# [What the task requires]
Wherever the word "Train" appears in a line, copy that line.

::::

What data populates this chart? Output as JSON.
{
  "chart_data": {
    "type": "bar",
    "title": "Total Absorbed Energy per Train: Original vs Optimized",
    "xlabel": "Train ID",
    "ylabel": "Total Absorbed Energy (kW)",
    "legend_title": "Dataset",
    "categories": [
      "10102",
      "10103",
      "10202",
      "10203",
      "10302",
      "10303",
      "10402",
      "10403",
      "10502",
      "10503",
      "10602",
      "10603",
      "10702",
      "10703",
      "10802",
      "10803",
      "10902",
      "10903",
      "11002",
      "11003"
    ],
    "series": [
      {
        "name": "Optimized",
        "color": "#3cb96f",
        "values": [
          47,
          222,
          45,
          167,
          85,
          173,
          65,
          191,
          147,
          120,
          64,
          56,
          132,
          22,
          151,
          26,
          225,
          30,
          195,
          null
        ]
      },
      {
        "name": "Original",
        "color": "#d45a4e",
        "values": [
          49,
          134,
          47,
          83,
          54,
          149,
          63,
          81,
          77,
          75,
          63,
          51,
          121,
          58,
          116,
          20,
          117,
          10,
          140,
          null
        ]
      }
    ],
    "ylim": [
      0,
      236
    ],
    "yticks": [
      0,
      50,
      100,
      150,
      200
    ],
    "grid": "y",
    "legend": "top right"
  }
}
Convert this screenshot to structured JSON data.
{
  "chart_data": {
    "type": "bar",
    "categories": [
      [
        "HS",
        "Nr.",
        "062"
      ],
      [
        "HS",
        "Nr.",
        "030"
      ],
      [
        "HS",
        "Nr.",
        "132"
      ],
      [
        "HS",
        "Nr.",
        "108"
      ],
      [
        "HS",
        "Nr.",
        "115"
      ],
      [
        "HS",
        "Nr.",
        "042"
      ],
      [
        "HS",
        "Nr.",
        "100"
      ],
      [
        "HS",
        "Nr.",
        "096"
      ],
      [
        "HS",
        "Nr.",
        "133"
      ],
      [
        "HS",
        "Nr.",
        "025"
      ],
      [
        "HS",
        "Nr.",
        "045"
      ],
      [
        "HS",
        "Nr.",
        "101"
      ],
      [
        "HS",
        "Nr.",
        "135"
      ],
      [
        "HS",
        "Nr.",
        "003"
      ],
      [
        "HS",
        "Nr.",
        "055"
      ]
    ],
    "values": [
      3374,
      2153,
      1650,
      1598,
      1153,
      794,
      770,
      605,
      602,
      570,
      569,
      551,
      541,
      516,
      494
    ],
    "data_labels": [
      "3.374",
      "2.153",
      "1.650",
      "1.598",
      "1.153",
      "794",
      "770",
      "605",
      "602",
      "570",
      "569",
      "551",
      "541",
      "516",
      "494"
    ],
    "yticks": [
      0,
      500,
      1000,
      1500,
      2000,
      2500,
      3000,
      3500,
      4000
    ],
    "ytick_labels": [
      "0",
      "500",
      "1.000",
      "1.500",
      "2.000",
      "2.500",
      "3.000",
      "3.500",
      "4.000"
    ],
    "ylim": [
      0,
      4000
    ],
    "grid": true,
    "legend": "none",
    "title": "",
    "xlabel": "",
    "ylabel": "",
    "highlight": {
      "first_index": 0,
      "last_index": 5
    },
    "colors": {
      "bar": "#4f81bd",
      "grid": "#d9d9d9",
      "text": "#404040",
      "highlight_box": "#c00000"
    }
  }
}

::::

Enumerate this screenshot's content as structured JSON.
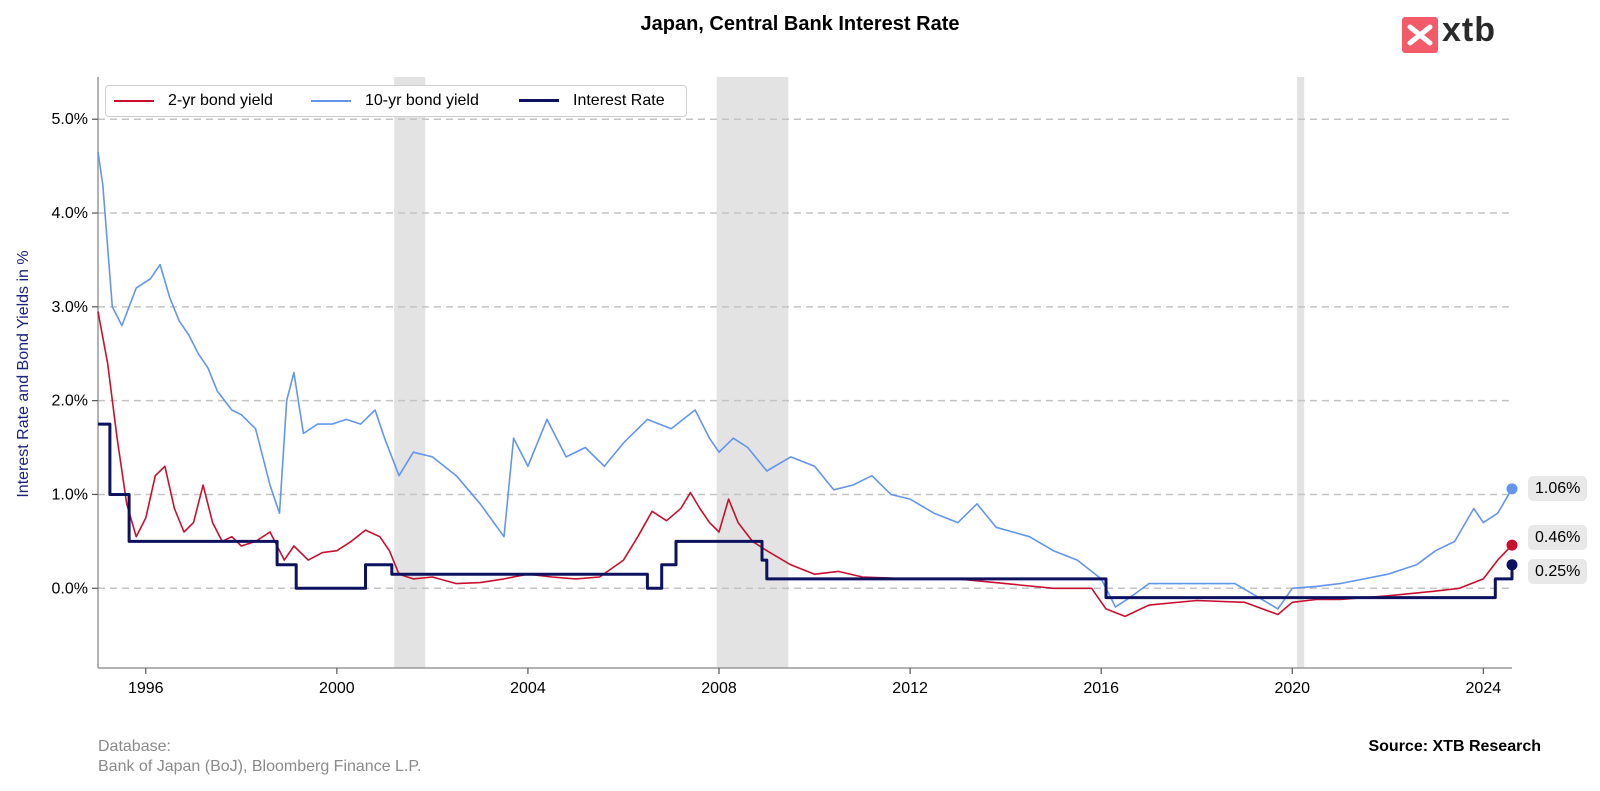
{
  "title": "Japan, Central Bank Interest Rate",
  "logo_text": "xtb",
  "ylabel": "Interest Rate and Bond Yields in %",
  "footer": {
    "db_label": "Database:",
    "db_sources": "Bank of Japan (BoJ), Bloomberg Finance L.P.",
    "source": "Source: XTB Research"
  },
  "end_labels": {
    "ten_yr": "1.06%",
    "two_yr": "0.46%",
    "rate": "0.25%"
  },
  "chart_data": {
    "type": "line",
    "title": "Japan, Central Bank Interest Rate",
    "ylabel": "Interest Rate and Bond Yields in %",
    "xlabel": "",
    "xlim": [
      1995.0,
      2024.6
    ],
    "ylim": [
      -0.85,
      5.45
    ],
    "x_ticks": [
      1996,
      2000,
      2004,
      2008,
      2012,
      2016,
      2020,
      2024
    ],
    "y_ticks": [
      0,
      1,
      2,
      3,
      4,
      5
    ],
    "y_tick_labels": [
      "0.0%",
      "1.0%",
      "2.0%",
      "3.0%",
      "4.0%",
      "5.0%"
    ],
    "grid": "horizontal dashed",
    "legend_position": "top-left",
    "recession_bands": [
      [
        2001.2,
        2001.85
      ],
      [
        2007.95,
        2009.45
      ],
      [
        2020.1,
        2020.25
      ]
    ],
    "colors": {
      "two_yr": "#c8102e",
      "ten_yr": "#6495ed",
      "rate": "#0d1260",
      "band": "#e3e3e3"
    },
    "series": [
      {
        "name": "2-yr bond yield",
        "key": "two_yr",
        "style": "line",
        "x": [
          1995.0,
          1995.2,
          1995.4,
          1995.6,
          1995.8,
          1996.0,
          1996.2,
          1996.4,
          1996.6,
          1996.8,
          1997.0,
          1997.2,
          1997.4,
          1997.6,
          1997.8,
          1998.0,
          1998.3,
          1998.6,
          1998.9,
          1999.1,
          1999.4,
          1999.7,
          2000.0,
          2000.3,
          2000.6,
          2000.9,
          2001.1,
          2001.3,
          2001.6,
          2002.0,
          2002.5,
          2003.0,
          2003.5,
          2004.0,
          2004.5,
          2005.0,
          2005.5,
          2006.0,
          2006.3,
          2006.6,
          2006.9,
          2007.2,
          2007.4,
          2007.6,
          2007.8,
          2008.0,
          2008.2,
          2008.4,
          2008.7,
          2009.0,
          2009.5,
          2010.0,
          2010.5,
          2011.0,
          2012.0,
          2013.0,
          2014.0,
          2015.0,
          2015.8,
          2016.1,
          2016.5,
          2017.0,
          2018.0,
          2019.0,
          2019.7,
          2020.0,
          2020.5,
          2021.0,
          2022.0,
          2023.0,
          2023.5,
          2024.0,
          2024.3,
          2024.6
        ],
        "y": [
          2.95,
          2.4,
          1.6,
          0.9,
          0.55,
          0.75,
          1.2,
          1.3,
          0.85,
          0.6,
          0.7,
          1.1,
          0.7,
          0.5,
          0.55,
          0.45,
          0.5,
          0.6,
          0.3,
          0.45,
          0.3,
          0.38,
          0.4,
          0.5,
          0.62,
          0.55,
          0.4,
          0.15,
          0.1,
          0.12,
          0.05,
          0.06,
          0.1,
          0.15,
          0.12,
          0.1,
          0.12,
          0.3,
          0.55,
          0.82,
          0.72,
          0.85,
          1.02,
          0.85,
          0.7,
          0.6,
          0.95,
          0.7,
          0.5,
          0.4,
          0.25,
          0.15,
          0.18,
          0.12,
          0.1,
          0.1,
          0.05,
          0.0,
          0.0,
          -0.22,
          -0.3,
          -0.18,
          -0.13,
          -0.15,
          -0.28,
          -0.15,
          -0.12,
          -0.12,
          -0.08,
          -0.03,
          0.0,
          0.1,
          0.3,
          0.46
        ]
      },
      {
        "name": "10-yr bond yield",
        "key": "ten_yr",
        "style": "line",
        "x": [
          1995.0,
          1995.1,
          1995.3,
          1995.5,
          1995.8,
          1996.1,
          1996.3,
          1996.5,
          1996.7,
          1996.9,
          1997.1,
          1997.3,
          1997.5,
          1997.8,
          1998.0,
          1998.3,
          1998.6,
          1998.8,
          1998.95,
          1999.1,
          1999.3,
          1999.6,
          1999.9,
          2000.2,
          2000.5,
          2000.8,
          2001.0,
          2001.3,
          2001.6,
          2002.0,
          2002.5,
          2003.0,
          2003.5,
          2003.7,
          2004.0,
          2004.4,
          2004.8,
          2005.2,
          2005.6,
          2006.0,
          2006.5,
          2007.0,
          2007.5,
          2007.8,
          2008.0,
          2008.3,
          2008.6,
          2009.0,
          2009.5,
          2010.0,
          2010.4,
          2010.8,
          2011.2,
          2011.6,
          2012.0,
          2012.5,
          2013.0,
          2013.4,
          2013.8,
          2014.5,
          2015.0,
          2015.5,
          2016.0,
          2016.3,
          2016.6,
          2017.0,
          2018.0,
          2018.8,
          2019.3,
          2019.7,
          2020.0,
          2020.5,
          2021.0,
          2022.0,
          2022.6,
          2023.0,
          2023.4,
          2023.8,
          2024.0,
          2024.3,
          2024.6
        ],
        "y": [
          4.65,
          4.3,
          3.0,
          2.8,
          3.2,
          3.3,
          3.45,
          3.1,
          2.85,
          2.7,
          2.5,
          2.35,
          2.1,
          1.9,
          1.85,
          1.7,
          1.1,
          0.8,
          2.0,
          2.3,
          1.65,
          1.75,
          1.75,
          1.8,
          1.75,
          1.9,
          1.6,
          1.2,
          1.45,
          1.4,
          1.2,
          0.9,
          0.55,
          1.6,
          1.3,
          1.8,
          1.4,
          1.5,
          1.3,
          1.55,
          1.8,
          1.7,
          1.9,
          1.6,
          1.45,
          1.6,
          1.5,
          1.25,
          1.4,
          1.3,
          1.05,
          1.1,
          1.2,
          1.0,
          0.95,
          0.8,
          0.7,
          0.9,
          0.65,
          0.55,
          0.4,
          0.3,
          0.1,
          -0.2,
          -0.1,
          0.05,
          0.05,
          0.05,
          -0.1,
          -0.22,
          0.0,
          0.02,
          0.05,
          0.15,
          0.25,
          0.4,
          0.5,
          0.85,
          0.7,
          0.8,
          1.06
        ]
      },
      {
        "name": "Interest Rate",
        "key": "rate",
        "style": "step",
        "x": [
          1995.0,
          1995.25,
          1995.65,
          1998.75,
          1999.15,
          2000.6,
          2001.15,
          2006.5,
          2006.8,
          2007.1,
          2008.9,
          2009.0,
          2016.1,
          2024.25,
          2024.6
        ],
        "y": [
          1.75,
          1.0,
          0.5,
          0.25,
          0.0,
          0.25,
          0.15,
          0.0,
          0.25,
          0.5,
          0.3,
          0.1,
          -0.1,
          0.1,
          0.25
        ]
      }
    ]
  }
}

::::

# [Written solution]
    "title": "Total Absorbed Energy per Train: Original vs Optimized",
    "xlabel": "Train ID",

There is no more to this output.